__Set exercise__
Reproduce the entries below in full, word for word.

(Rows from a dataset)
---------------

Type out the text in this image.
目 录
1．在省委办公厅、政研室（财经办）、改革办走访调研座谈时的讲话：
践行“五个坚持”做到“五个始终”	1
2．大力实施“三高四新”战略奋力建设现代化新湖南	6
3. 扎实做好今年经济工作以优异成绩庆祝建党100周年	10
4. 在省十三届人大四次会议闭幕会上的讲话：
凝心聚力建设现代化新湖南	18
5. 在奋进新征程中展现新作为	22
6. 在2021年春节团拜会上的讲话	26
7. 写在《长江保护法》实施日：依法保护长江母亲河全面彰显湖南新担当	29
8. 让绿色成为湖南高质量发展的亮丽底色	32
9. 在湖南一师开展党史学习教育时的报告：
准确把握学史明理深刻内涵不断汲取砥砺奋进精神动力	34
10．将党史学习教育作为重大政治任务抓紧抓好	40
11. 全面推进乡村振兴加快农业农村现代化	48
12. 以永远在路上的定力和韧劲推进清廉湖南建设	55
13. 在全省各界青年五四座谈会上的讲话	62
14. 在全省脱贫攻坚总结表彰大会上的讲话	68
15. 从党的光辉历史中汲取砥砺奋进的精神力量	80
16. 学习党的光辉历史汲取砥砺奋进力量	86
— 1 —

---------------

__The answer__
Type out the text in this image.
目 录
1．在省委办公厅、政研室（财经办）、改革办走访调研座谈时的讲话：
践行“五个坚持”做到“五个始终”	1
2．大力实施“三高四新”战略奋力建设现代化新湖南	6
3. 扎实做好今年经济工作以优异成绩庆祝建党100周年	10
4. 在省十三届人大四次会议闭幕会上的讲话：
凝心聚力建设现代化新湖南	18
5. 在奋进新征程中展现新作为	22
6. 在2021年春节团拜会上的讲话	26
7. 写在《长江保护法》实施日：依法保护长江母亲河全面彰显湖南新担当	29
8. 让绿色成为湖南高质量发展的亮丽底色	32
9. 在湖南一师开展党史学习教育时的报告：
准确把握学史明理深刻内涵不断汲取砥砺奋进精神动力	34
10．将党史学习教育作为重大政治任务抓紧抓好	40
11. 全面推进乡村振兴加快农业农村现代化	48
12. 以永远在路上的定力和韧劲推进清廉湖南建设	55
13. 在全省各界青年五四座谈会上的讲话	62
14. 在全省脱贫攻坚总结表彰大会上的讲话	68
15. 从党的光辉历史中汲取砥砺奋进的精神力量	80
16. 学习党的光辉历史汲取砥砺奋进力量	86
— 1 —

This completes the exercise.